• Records provided:
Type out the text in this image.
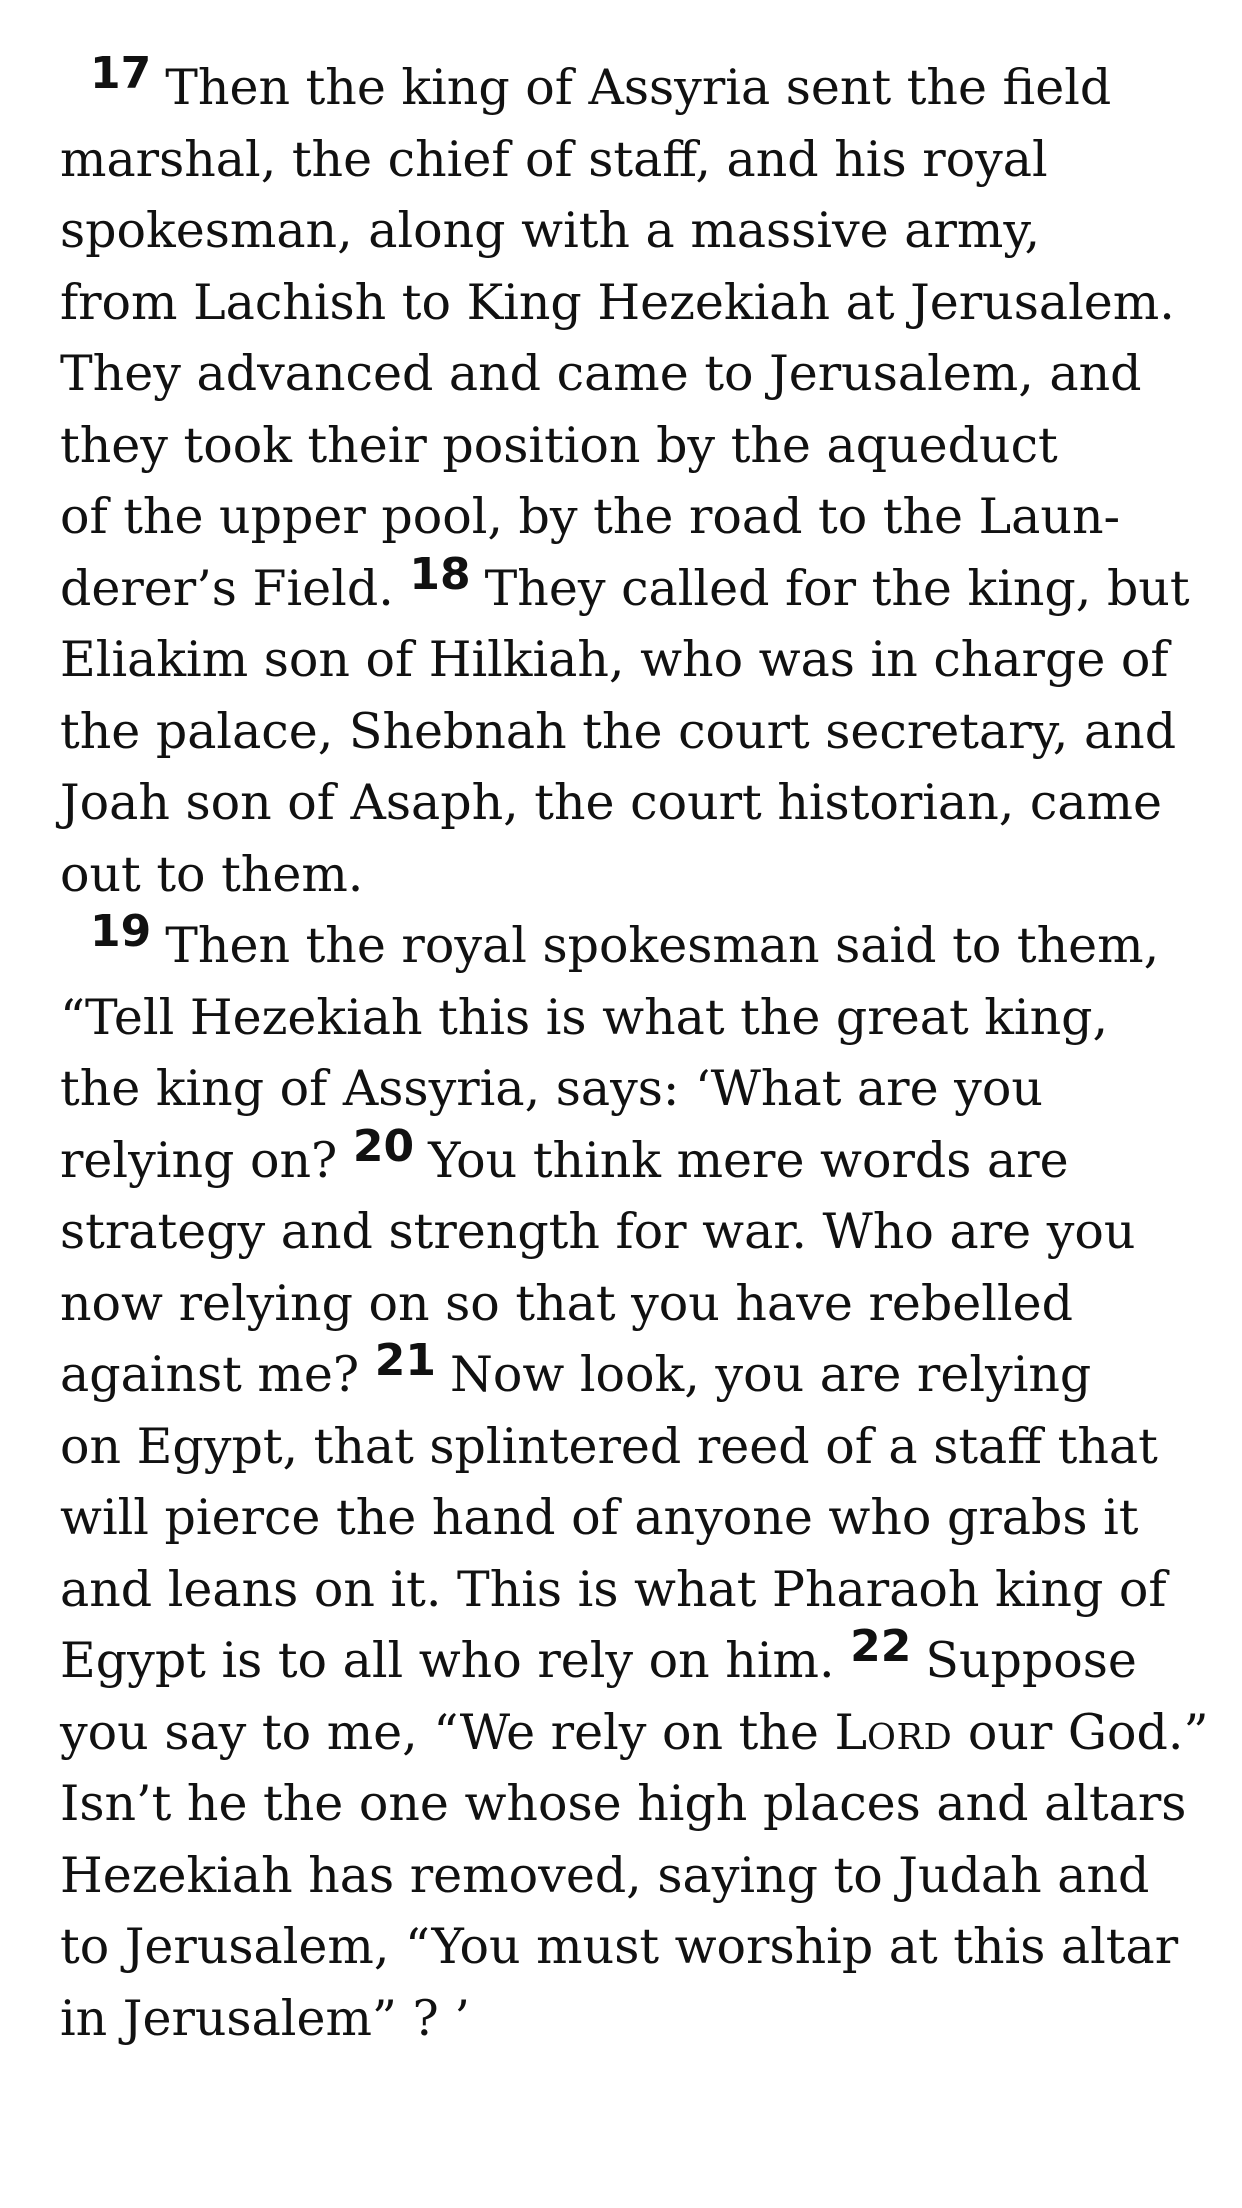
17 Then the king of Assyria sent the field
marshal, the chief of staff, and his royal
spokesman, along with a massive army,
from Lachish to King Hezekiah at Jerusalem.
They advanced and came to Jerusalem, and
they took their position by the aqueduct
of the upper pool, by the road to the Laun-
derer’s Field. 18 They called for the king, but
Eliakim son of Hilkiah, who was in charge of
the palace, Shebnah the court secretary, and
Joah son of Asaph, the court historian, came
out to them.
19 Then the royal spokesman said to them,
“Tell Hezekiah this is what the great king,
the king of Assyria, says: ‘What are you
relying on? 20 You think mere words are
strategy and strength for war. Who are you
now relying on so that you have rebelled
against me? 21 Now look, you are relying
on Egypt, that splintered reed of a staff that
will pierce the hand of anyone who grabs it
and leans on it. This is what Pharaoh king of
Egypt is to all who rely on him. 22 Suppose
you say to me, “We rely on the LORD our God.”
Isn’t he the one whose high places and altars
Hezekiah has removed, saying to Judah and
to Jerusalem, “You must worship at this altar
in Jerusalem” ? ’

• Challenge: Read through the lines above and collect those that contain the string "Assyria".

• Exercise answer:
17 Then the king of Assyria sent the field
the king of Assyria, says: ‘What are you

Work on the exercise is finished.